* **The data**:
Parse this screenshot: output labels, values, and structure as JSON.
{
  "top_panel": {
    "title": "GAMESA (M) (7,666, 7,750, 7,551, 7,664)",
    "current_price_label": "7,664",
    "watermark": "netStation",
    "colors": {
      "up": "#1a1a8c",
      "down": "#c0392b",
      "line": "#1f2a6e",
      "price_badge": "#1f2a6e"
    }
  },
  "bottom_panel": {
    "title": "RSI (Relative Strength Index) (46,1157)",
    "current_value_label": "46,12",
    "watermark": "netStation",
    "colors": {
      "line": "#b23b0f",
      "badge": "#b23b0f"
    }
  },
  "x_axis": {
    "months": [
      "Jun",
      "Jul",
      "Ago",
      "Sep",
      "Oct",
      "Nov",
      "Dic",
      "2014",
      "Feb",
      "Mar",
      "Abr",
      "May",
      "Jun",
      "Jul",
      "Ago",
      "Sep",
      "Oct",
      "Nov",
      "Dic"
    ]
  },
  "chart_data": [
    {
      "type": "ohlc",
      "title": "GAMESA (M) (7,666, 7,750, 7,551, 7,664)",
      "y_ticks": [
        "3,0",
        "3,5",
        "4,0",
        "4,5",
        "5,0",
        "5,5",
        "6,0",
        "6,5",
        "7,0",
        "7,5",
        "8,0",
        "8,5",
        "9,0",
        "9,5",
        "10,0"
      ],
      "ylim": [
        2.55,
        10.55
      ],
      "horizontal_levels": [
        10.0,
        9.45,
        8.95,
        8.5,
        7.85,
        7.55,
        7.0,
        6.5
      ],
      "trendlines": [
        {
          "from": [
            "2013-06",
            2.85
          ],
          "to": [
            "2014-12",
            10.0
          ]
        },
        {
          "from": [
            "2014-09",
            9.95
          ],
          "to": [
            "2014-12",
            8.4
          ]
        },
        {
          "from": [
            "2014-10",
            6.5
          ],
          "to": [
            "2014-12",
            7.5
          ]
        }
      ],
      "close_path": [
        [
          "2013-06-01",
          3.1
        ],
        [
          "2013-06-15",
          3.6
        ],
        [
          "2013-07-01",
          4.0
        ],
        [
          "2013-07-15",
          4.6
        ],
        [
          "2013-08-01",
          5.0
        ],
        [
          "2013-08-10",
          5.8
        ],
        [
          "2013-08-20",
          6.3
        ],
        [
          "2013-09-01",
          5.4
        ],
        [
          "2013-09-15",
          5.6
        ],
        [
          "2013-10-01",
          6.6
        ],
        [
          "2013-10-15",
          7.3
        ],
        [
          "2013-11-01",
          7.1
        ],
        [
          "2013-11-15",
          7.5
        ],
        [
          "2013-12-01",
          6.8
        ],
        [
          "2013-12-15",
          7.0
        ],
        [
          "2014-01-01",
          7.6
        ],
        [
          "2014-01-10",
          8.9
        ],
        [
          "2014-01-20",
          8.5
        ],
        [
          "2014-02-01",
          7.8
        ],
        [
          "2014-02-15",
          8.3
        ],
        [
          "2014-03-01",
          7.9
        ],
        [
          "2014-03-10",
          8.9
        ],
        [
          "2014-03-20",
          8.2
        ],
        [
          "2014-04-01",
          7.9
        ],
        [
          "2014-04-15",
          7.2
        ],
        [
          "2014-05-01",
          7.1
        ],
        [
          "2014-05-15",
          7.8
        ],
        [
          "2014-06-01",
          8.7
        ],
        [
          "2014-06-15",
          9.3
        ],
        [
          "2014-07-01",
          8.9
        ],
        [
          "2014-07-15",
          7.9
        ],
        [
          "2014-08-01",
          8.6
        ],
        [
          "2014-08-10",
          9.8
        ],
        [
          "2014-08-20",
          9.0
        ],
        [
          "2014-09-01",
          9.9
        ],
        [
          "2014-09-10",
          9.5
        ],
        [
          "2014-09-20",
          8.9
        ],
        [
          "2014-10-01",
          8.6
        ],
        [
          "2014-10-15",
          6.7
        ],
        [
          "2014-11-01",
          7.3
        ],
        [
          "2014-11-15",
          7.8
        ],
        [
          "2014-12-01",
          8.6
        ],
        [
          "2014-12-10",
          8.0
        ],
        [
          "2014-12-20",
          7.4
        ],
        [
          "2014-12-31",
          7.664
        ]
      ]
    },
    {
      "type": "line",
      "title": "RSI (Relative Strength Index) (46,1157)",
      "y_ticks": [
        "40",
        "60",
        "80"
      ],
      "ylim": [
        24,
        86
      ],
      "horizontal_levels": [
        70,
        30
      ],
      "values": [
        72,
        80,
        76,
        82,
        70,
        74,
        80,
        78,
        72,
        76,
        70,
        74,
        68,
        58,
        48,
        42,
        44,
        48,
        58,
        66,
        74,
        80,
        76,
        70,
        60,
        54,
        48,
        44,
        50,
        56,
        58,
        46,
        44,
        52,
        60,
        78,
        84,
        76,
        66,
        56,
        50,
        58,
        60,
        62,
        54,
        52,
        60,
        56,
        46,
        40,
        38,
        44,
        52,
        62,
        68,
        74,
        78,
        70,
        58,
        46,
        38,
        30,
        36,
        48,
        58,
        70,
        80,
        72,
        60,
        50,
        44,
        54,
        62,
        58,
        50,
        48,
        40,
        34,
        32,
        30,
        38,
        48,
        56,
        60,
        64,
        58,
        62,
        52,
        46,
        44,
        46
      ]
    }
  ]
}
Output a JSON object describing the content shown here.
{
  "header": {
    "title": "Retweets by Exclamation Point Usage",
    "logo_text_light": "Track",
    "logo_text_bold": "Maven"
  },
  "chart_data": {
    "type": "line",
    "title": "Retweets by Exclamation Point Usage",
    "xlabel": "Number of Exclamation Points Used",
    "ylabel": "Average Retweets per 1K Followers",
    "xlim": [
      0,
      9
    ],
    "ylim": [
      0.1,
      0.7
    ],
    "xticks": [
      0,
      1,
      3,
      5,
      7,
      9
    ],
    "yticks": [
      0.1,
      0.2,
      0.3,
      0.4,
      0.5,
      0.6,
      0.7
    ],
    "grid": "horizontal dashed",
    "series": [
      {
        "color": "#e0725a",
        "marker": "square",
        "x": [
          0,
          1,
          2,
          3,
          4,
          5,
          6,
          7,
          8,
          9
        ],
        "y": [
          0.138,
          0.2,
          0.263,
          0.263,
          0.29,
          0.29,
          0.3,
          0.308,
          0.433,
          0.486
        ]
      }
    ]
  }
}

* **What needs to be done**: Give all of the entries again, word for word.

* **Exercise answer**:
Parse this screenshot: output labels, values, and structure as JSON.
{
  "top_panel": {
    "title": "GAMESA (M) (7,666, 7,750, 7,551, 7,664)",
    "current_price_label": "7,664",
    "watermark": "netStation",
    "colors": {
      "up": "#1a1a8c",
      "down": "#c0392b",
      "line": "#1f2a6e",
      "price_badge": "#1f2a6e"
    }
  },
  "bottom_panel": {
    "title": "RSI (Relative Strength Index) (46,1157)",
    "current_value_label": "46,12",
    "watermark": "netStation",
    "colors": {
      "line": "#b23b0f",
      "badge": "#b23b0f"
    }
  },
  "x_axis": {
    "months": [
      "Jun",
      "Jul",
      "Ago",
      "Sep",
      "Oct",
      "Nov",
      "Dic",
      "2014",
      "Feb",
      "Mar",
      "Abr",
      "May",
      "Jun",
      "Jul",
      "Ago",
      "Sep",
      "Oct",
      "Nov",
      "Dic"
    ]
  },
  "chart_data": [
    {
      "type": "ohlc",
      "title": "GAMESA (M) (7,666, 7,750, 7,551, 7,664)",
      "y_ticks": [
        "3,0",
        "3,5",
        "4,0",
        "4,5",
        "5,0",
        "5,5",
        "6,0",
        "6,5",
        "7,0",
        "7,5",
        "8,0",
        "8,5",
        "9,0",
        "9,5",
        "10,0"
      ],
      "ylim": [
        2.55,
        10.55
      ],
      "horizontal_levels": [
        10.0,
        9.45,
        8.95,
        8.5,
        7.85,
        7.55,
        7.0,
        6.5
      ],
      "trendlines": [
        {
          "from": [
            "2013-06",
            2.85
          ],
          "to": [
            "2014-12",
            10.0
          ]
        },
        {
          "from": [
            "2014-09",
            9.95
          ],
          "to": [
            "2014-12",
            8.4
          ]
        },
        {
          "from": [
            "2014-10",
            6.5
          ],
          "to": [
            "2014-12",
            7.5
          ]
        }
      ],
      "close_path": [
        [
          "2013-06-01",
          3.1
        ],
        [
          "2013-06-15",
          3.6
        ],
        [
          "2013-07-01",
          4.0
        ],
        [
          "2013-07-15",
          4.6
        ],
        [
          "2013-08-01",
          5.0
        ],
        [
          "2013-08-10",
          5.8
        ],
        [
          "2013-08-20",
          6.3
        ],
        [
          "2013-09-01",
          5.4
        ],
        [
          "2013-09-15",
          5.6
        ],
        [
          "2013-10-01",
          6.6
        ],
        [
          "2013-10-15",
          7.3
        ],
        [
          "2013-11-01",
          7.1
        ],
        [
          "2013-11-15",
          7.5
        ],
        [
          "2013-12-01",
          6.8
        ],
        [
          "2013-12-15",
          7.0
        ],
        [
          "2014-01-01",
          7.6
        ],
        [
          "2014-01-10",
          8.9
        ],
        [
          "2014-01-20",
          8.5
        ],
        [
          "2014-02-01",
          7.8
        ],
        [
          "2014-02-15",
          8.3
        ],
        [
          "2014-03-01",
          7.9
        ],
        [
          "2014-03-10",
          8.9
        ],
        [
          "2014-03-20",
          8.2
        ],
        [
          "2014-04-01",
          7.9
        ],
        [
          "2014-04-15",
          7.2
        ],
        [
          "2014-05-01",
          7.1
        ],
        [
          "2014-05-15",
          7.8
        ],
        [
          "2014-06-01",
          8.7
        ],
        [
          "2014-06-15",
          9.3
        ],
        [
          "2014-07-01",
          8.9
        ],
        [
          "2014-07-15",
          7.9
        ],
        [
          "2014-08-01",
          8.6
        ],
        [
          "2014-08-10",
          9.8
        ],
        [
          "2014-08-20",
          9.0
        ],
        [
          "2014-09-01",
          9.9
        ],
        [
          "2014-09-10",
          9.5
        ],
        [
          "2014-09-20",
          8.9
        ],
        [
          "2014-10-01",
          8.6
        ],
        [
          "2014-10-15",
          6.7
        ],
        [
          "2014-11-01",
          7.3
        ],
        [
          "2014-11-15",
          7.8
        ],
        [
          "2014-12-01",
          8.6
        ],
        [
          "2014-12-10",
          8.0
        ],
        [
          "2014-12-20",
          7.4
        ],
        [
          "2014-12-31",
          7.664
        ]
      ]
    },
    {
      "type": "line",
      "title": "RSI (Relative Strength Index) (46,1157)",
      "y_ticks": [
        "40",
        "60",
        "80"
      ],
      "ylim": [
        24,
        86
      ],
      "horizontal_levels": [
        70,
        30
      ],
      "values": [
        72,
        80,
        76,
        82,
        70,
        74,
        80,
        78,
        72,
        76,
        70,
        74,
        68,
        58,
        48,
        42,
        44,
        48,
        58,
        66,
        74,
        80,
        76,
        70,
        60,
        54,
        48,
        44,
        50,
        56,
        58,
        46,
        44,
        52,
        60,
        78,
        84,
        76,
        66,
        56,
        50,
        58,
        60,
        62,
        54,
        52,
        60,
        56,
        46,
        40,
        38,
        44,
        52,
        62,
        68,
        74,
        78,
        70,
        58,
        46,
        38,
        30,
        36,
        48,
        58,
        70,
        80,
        72,
        60,
        50,
        44,
        54,
        62,
        58,
        50,
        48,
        40,
        34,
        32,
        30,
        38,
        48,
        56,
        60,
        64,
        58,
        62,
        52,
        46,
        44,
        46
      ]
    }
  ]
}
Output a JSON object describing the content shown here.
{
  "header": {
    "title": "Retweets by Exclamation Point Usage",
    "logo_text_light": "Track",
    "logo_text_bold": "Maven"
  },
  "chart_data": {
    "type": "line",
    "title": "Retweets by Exclamation Point Usage",
    "xlabel": "Number of Exclamation Points Used",
    "ylabel": "Average Retweets per 1K Followers",
    "xlim": [
      0,
      9
    ],
    "ylim": [
      0.1,
      0.7
    ],
    "xticks": [
      0,
      1,
      3,
      5,
      7,
      9
    ],
    "yticks": [
      0.1,
      0.2,
      0.3,
      0.4,
      0.5,
      0.6,
      0.7
    ],
    "grid": "horizontal dashed",
    "series": [
      {
        "color": "#e0725a",
        "marker": "square",
        "x": [
          0,
          1,
          2,
          3,
          4,
          5,
          6,
          7,
          8,
          9
        ],
        "y": [
          0.138,
          0.2,
          0.263,
          0.263,
          0.29,
          0.29,
          0.3,
          0.308,
          0.433,
          0.486
        ]
      }
    ]
  }
}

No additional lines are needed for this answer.